■ Direction
Your task is to repeat all of the material exactly.

■ Input material
○ ○ ○

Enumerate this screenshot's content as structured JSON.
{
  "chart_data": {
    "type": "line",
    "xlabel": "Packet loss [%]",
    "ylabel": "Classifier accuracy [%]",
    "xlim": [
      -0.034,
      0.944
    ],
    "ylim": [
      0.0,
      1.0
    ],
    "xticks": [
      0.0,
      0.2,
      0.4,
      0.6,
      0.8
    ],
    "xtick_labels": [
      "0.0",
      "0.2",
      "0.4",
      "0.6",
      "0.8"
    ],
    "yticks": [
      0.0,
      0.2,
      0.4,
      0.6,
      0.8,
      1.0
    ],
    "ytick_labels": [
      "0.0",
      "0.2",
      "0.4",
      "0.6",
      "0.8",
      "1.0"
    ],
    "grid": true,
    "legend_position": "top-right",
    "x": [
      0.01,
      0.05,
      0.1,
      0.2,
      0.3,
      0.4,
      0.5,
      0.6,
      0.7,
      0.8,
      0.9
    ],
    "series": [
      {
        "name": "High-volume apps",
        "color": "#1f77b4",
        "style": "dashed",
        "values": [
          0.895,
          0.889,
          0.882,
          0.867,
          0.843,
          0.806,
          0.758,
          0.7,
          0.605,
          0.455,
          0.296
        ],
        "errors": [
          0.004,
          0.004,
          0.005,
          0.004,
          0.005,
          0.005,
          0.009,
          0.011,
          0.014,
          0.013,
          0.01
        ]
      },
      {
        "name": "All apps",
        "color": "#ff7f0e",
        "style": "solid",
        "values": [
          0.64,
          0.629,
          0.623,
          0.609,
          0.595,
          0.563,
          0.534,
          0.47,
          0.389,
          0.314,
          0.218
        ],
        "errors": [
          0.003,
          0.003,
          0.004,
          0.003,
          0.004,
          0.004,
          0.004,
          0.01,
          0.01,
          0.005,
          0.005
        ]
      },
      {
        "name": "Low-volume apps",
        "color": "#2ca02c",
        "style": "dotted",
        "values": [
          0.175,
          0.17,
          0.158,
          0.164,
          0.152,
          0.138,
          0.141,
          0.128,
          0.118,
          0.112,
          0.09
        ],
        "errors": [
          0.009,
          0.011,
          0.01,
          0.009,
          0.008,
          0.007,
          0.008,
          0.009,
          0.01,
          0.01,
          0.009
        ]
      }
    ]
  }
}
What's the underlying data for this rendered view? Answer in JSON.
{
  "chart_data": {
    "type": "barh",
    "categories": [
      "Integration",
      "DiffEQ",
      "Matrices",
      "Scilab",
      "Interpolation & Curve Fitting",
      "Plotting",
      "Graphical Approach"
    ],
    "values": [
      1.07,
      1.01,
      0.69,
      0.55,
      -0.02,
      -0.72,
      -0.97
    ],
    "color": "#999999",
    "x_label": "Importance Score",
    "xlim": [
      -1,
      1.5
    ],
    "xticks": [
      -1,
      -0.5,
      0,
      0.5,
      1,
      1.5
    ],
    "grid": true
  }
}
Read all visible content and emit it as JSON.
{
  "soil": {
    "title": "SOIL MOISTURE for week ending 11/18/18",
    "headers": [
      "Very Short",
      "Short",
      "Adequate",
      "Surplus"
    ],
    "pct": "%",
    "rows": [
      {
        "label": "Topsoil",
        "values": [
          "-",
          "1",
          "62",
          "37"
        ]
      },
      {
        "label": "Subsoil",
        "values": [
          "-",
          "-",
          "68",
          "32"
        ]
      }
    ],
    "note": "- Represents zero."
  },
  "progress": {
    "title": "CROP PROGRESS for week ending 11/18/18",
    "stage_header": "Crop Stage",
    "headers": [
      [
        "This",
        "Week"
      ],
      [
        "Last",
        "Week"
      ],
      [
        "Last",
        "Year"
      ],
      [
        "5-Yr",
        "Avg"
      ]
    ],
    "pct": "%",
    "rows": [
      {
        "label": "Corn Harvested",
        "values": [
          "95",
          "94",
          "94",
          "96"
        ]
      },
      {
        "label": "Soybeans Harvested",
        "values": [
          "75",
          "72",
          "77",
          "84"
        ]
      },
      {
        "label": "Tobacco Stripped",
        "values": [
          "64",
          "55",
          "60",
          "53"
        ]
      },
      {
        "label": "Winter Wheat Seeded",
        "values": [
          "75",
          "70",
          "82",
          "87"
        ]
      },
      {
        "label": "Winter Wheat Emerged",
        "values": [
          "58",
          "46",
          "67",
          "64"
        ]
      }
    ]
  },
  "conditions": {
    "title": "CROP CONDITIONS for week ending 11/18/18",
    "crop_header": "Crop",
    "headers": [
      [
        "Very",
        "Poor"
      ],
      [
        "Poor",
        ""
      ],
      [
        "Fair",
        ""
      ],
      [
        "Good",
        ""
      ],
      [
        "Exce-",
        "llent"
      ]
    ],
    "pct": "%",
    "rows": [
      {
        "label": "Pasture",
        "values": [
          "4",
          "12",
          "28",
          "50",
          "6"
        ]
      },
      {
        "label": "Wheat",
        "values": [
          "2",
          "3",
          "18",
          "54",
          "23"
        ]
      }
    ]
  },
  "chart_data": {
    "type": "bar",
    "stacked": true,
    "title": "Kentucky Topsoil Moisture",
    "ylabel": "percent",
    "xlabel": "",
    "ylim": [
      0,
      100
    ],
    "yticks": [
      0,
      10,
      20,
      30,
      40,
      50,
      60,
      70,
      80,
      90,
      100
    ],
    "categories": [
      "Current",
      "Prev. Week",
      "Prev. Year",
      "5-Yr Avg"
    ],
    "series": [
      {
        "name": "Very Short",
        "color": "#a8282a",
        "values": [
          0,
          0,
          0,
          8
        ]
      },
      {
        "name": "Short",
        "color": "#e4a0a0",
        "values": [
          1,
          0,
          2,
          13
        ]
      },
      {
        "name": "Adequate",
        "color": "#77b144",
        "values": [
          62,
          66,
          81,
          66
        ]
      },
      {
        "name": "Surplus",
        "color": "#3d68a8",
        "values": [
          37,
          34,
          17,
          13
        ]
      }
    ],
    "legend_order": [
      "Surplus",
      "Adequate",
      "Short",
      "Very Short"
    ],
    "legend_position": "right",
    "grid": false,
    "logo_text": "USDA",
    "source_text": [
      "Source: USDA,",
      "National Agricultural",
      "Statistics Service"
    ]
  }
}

○ ○ ○

■ Output of the task
Enumerate this screenshot's content as structured JSON.
{
  "chart_data": {
    "type": "line",
    "xlabel": "Packet loss [%]",
    "ylabel": "Classifier accuracy [%]",
    "xlim": [
      -0.034,
      0.944
    ],
    "ylim": [
      0.0,
      1.0
    ],
    "xticks": [
      0.0,
      0.2,
      0.4,
      0.6,
      0.8
    ],
    "xtick_labels": [
      "0.0",
      "0.2",
      "0.4",
      "0.6",
      "0.8"
    ],
    "yticks": [
      0.0,
      0.2,
      0.4,
      0.6,
      0.8,
      1.0
    ],
    "ytick_labels": [
      "0.0",
      "0.2",
      "0.4",
      "0.6",
      "0.8",
      "1.0"
    ],
    "grid": true,
    "legend_position": "top-right",
    "x": [
      0.01,
      0.05,
      0.1,
      0.2,
      0.3,
      0.4,
      0.5,
      0.6,
      0.7,
      0.8,
      0.9
    ],
    "series": [
      {
        "name": "High-volume apps",
        "color": "#1f77b4",
        "style": "dashed",
        "values": [
          0.895,
          0.889,
          0.882,
          0.867,
          0.843,
          0.806,
          0.758,
          0.7,
          0.605,
          0.455,
          0.296
        ],
        "errors": [
          0.004,
          0.004,
          0.005,
          0.004,
          0.005,
          0.005,
          0.009,
          0.011,
          0.014,
          0.013,
          0.01
        ]
      },
      {
        "name": "All apps",
        "color": "#ff7f0e",
        "style": "solid",
        "values": [
          0.64,
          0.629,
          0.623,
          0.609,
          0.595,
          0.563,
          0.534,
          0.47,
          0.389,
          0.314,
          0.218
        ],
        "errors": [
          0.003,
          0.003,
          0.004,
          0.003,
          0.004,
          0.004,
          0.004,
          0.01,
          0.01,
          0.005,
          0.005
        ]
      },
      {
        "name": "Low-volume apps",
        "color": "#2ca02c",
        "style": "dotted",
        "values": [
          0.175,
          0.17,
          0.158,
          0.164,
          0.152,
          0.138,
          0.141,
          0.128,
          0.118,
          0.112,
          0.09
        ],
        "errors": [
          0.009,
          0.011,
          0.01,
          0.009,
          0.008,
          0.007,
          0.008,
          0.009,
          0.01,
          0.01,
          0.009
        ]
      }
    ]
  }
}
What's the underlying data for this rendered view? Answer in JSON.
{
  "chart_data": {
    "type": "barh",
    "categories": [
      "Integration",
      "DiffEQ",
      "Matrices",
      "Scilab",
      "Interpolation & Curve Fitting",
      "Plotting",
      "Graphical Approach"
    ],
    "values": [
      1.07,
      1.01,
      0.69,
      0.55,
      -0.02,
      -0.72,
      -0.97
    ],
    "color": "#999999",
    "x_label": "Importance Score",
    "xlim": [
      -1,
      1.5
    ],
    "xticks": [
      -1,
      -0.5,
      0,
      0.5,
      1,
      1.5
    ],
    "grid": true
  }
}
Read all visible content and emit it as JSON.
{
  "soil": {
    "title": "SOIL MOISTURE for week ending 11/18/18",
    "headers": [
      "Very Short",
      "Short",
      "Adequate",
      "Surplus"
    ],
    "pct": "%",
    "rows": [
      {
        "label": "Topsoil",
        "values": [
          "-",
          "1",
          "62",
          "37"
        ]
      },
      {
        "label": "Subsoil",
        "values": [
          "-",
          "-",
          "68",
          "32"
        ]
      }
    ],
    "note": "- Represents zero."
  },
  "progress": {
    "title": "CROP PROGRESS for week ending 11/18/18",
    "stage_header": "Crop Stage",
    "headers": [
      [
        "This",
        "Week"
      ],
      [
        "Last",
        "Week"
      ],
      [
        "Last",
        "Year"
      ],
      [
        "5-Yr",
        "Avg"
      ]
    ],
    "pct": "%",
    "rows": [
      {
        "label": "Corn Harvested",
        "values": [
          "95",
          "94",
          "94",
          "96"
        ]
      },
      {
        "label": "Soybeans Harvested",
        "values": [
          "75",
          "72",
          "77",
          "84"
        ]
      },
      {
        "label": "Tobacco Stripped",
        "values": [
          "64",
          "55",
          "60",
          "53"
        ]
      },
      {
        "label": "Winter Wheat Seeded",
        "values": [
          "75",
          "70",
          "82",
          "87"
        ]
      },
      {
        "label": "Winter Wheat Emerged",
        "values": [
          "58",
          "46",
          "67",
          "64"
        ]
      }
    ]
  },
  "conditions": {
    "title": "CROP CONDITIONS for week ending 11/18/18",
    "crop_header": "Crop",
    "headers": [
      [
        "Very",
        "Poor"
      ],
      [
        "Poor",
        ""
      ],
      [
        "Fair",
        ""
      ],
      [
        "Good",
        ""
      ],
      [
        "Exce-",
        "llent"
      ]
    ],
    "pct": "%",
    "rows": [
      {
        "label": "Pasture",
        "values": [
          "4",
          "12",
          "28",
          "50",
          "6"
        ]
      },
      {
        "label": "Wheat",
        "values": [
          "2",
          "3",
          "18",
          "54",
          "23"
        ]
      }
    ]
  },
  "chart_data": {
    "type": "bar",
    "stacked": true,
    "title": "Kentucky Topsoil Moisture",
    "ylabel": "percent",
    "xlabel": "",
    "ylim": [
      0,
      100
    ],
    "yticks": [
      0,
      10,
      20,
      30,
      40,
      50,
      60,
      70,
      80,
      90,
      100
    ],
    "categories": [
      "Current",
      "Prev. Week",
      "Prev. Year",
      "5-Yr Avg"
    ],
    "series": [
      {
        "name": "Very Short",
        "color": "#a8282a",
        "values": [
          0,
          0,
          0,
          8
        ]
      },
      {
        "name": "Short",
        "color": "#e4a0a0",
        "values": [
          1,
          0,
          2,
          13
        ]
      },
      {
        "name": "Adequate",
        "color": "#77b144",
        "values": [
          62,
          66,
          81,
          66
        ]
      },
      {
        "name": "Surplus",
        "color": "#3d68a8",
        "values": [
          37,
          34,
          17,
          13
        ]
      }
    ],
    "legend_order": [
      "Surplus",
      "Adequate",
      "Short",
      "Very Short"
    ],
    "legend_position": "right",
    "grid": false,
    "logo_text": "USDA",
    "source_text": [
      "Source: USDA,",
      "National Agricultural",
      "Statistics Service"
    ]
  }
}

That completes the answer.